§ WRITTEN EXERCISE:
Beneath this sentence is a listing. Return its lines from the one containing "Transcribe the text in this document." through the last, exactly, and omit the pictures.

Stored records:

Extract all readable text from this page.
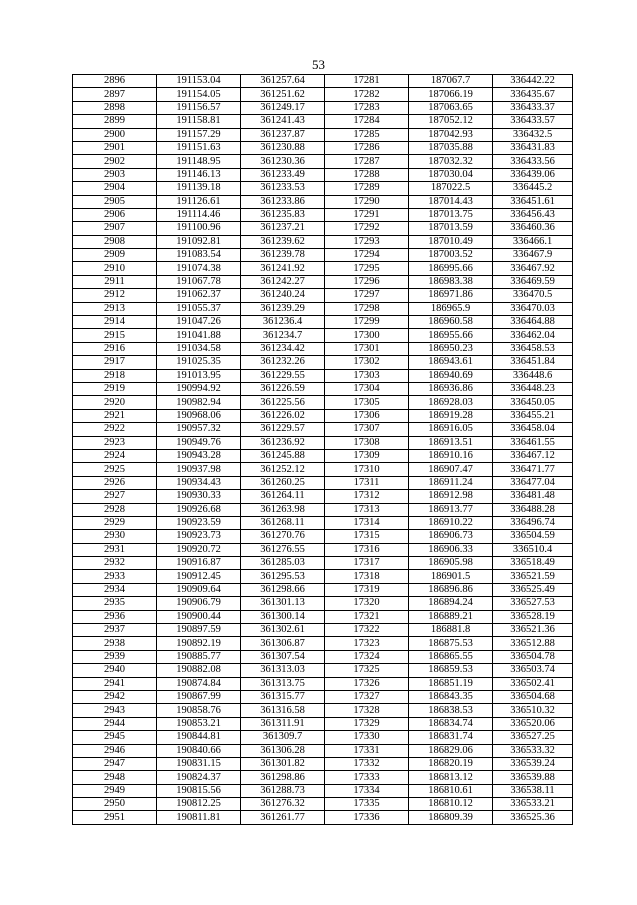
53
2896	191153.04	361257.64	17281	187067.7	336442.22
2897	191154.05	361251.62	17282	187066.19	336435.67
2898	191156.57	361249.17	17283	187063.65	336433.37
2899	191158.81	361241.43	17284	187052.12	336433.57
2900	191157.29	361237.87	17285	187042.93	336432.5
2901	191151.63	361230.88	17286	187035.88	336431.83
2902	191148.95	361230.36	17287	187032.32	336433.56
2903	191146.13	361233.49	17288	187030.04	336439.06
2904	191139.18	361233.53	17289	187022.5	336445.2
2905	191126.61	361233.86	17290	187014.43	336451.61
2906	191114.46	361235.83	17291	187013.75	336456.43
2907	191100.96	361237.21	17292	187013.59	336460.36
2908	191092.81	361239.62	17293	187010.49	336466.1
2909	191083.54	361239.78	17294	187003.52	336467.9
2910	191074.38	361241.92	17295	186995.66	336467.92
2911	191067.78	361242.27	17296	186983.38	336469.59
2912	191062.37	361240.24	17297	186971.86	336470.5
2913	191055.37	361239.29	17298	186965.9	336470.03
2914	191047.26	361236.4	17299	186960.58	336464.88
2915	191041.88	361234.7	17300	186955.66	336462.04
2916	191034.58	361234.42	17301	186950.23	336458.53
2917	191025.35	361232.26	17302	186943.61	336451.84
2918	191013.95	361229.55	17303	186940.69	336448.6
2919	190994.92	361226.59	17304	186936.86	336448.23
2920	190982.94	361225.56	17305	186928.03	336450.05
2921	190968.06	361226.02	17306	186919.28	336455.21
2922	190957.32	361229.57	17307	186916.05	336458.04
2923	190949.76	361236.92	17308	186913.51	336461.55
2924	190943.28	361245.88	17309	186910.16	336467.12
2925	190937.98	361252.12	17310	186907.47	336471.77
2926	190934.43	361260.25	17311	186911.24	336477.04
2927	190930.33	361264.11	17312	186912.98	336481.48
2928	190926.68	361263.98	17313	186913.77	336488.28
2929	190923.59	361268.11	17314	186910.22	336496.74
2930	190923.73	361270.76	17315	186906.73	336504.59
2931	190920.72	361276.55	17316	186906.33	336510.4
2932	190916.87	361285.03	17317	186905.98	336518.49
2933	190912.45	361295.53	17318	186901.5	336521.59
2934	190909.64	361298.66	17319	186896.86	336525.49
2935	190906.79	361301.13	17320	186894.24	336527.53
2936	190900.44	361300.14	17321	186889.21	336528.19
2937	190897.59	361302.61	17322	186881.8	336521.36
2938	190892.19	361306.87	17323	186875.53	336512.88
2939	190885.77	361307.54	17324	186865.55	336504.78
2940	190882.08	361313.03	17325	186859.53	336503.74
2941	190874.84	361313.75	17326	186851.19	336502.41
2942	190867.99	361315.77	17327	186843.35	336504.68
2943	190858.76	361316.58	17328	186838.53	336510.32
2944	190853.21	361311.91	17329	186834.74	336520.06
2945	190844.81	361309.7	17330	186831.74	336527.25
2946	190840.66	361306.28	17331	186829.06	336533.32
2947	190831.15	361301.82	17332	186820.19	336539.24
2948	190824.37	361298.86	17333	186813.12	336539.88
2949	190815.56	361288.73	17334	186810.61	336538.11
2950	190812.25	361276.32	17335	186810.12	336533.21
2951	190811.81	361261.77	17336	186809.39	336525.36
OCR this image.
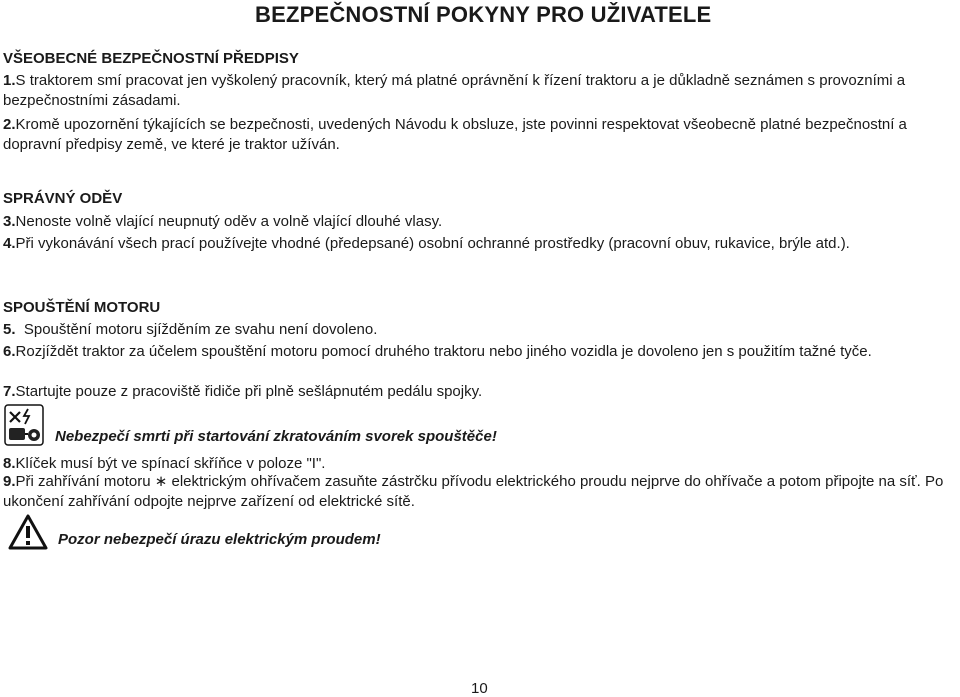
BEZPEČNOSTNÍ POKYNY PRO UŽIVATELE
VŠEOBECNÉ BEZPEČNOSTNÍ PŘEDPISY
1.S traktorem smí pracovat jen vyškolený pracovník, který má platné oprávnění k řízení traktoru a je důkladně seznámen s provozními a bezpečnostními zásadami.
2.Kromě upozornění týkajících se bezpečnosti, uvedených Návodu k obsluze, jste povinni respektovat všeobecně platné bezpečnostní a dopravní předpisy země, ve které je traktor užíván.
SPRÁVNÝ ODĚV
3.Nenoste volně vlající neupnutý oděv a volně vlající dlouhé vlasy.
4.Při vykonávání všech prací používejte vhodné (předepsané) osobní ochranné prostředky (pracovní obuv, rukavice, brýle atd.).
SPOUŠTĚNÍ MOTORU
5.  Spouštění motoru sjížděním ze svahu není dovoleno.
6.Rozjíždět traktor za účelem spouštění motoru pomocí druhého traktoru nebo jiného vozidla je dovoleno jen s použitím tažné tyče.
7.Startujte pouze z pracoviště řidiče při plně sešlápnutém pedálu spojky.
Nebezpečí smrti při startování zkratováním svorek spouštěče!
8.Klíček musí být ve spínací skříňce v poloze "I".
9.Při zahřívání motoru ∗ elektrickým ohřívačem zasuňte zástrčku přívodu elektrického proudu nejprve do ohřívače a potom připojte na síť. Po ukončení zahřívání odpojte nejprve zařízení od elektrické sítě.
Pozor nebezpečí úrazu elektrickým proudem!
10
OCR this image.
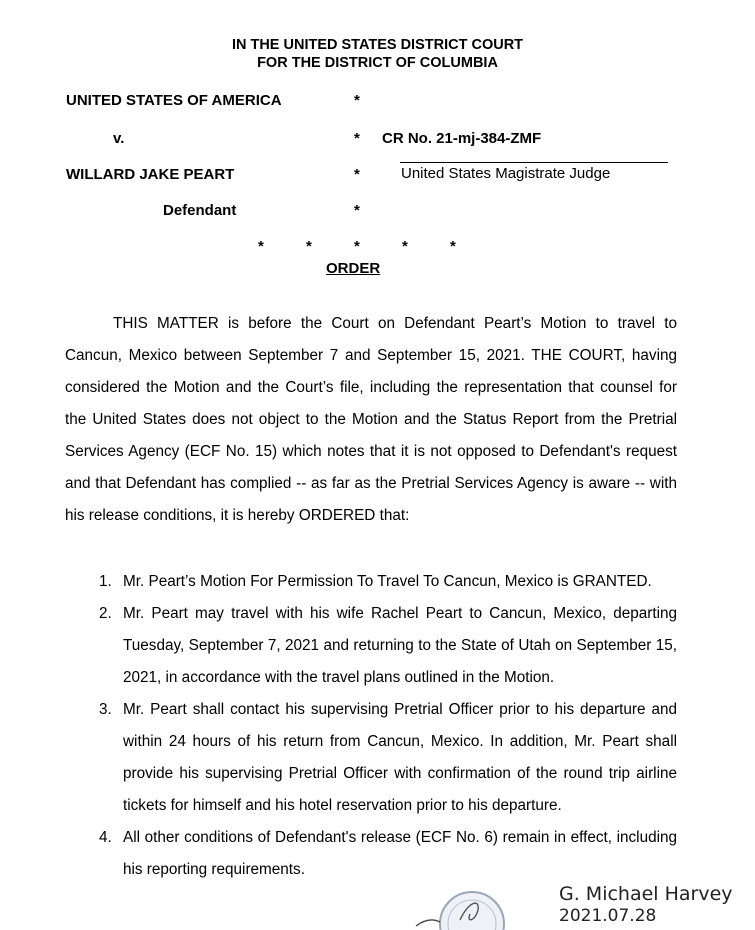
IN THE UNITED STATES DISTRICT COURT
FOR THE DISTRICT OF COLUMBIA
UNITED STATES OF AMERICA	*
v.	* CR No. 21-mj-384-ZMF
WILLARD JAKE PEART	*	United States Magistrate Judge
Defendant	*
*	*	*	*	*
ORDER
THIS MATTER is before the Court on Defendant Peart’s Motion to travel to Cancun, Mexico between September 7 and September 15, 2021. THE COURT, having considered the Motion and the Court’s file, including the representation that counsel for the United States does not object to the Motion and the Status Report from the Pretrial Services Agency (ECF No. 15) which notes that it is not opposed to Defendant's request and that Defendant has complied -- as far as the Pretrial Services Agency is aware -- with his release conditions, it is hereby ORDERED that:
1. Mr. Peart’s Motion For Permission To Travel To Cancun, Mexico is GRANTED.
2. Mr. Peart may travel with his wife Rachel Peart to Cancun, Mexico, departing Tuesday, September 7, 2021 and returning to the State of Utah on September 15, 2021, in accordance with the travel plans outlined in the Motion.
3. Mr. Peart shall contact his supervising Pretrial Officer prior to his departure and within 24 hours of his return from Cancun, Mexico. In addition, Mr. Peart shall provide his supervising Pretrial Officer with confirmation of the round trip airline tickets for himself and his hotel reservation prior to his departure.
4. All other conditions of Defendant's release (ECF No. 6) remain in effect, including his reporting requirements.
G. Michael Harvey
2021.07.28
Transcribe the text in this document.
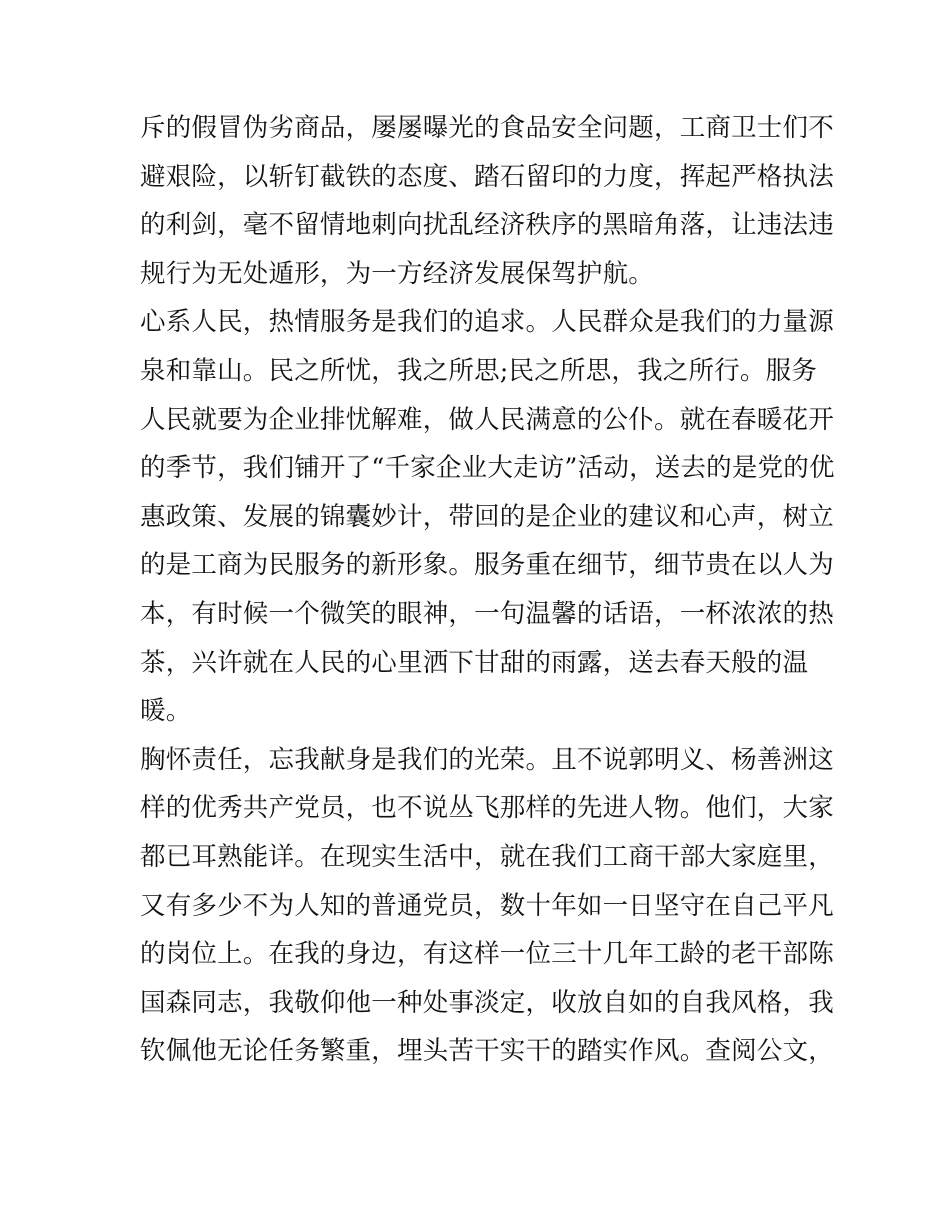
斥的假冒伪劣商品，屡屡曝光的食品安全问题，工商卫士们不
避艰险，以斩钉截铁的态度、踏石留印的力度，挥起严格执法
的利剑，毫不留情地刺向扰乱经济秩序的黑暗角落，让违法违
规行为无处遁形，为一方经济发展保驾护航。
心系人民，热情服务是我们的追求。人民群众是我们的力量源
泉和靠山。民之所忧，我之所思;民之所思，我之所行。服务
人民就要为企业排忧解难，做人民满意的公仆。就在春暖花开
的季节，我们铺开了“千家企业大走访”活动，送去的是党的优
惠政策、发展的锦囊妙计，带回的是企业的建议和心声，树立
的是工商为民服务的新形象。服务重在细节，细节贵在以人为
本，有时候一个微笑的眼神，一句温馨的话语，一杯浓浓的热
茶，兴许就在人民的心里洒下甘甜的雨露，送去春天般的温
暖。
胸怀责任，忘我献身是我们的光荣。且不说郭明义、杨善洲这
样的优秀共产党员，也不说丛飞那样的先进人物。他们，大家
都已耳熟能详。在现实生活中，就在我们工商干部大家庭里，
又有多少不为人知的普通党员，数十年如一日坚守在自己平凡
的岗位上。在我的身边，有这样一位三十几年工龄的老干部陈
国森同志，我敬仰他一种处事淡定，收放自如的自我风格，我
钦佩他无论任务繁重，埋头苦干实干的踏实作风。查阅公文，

§ ANSWER TO THE PROBLEM:
Transcribe the text in this document.
斥的假冒伪劣商品，屡屡曝光的食品安全问题，工商卫士们不
避艰险，以斩钉截铁的态度、踏石留印的力度，挥起严格执法
的利剑，毫不留情地刺向扰乱经济秩序的黑暗角落，让违法违
规行为无处遁形，为一方经济发展保驾护航。
心系人民，热情服务是我们的追求。人民群众是我们的力量源
泉和靠山。民之所忧，我之所思;民之所思，我之所行。服务
人民就要为企业排忧解难，做人民满意的公仆。就在春暖花开
的季节，我们铺开了“千家企业大走访”活动，送去的是党的优
惠政策、发展的锦囊妙计，带回的是企业的建议和心声，树立
的是工商为民服务的新形象。服务重在细节，细节贵在以人为
本，有时候一个微笑的眼神，一句温馨的话语，一杯浓浓的热
茶，兴许就在人民的心里洒下甘甜的雨露，送去春天般的温
暖。
胸怀责任，忘我献身是我们的光荣。且不说郭明义、杨善洲这
样的优秀共产党员，也不说丛飞那样的先进人物。他们，大家
都已耳熟能详。在现实生活中，就在我们工商干部大家庭里，
又有多少不为人知的普通党员，数十年如一日坚守在自己平凡
的岗位上。在我的身边，有这样一位三十几年工龄的老干部陈
国森同志，我敬仰他一种处事淡定，收放自如的自我风格，我
钦佩他无论任务繁重，埋头苦干实干的踏实作风。查阅公文，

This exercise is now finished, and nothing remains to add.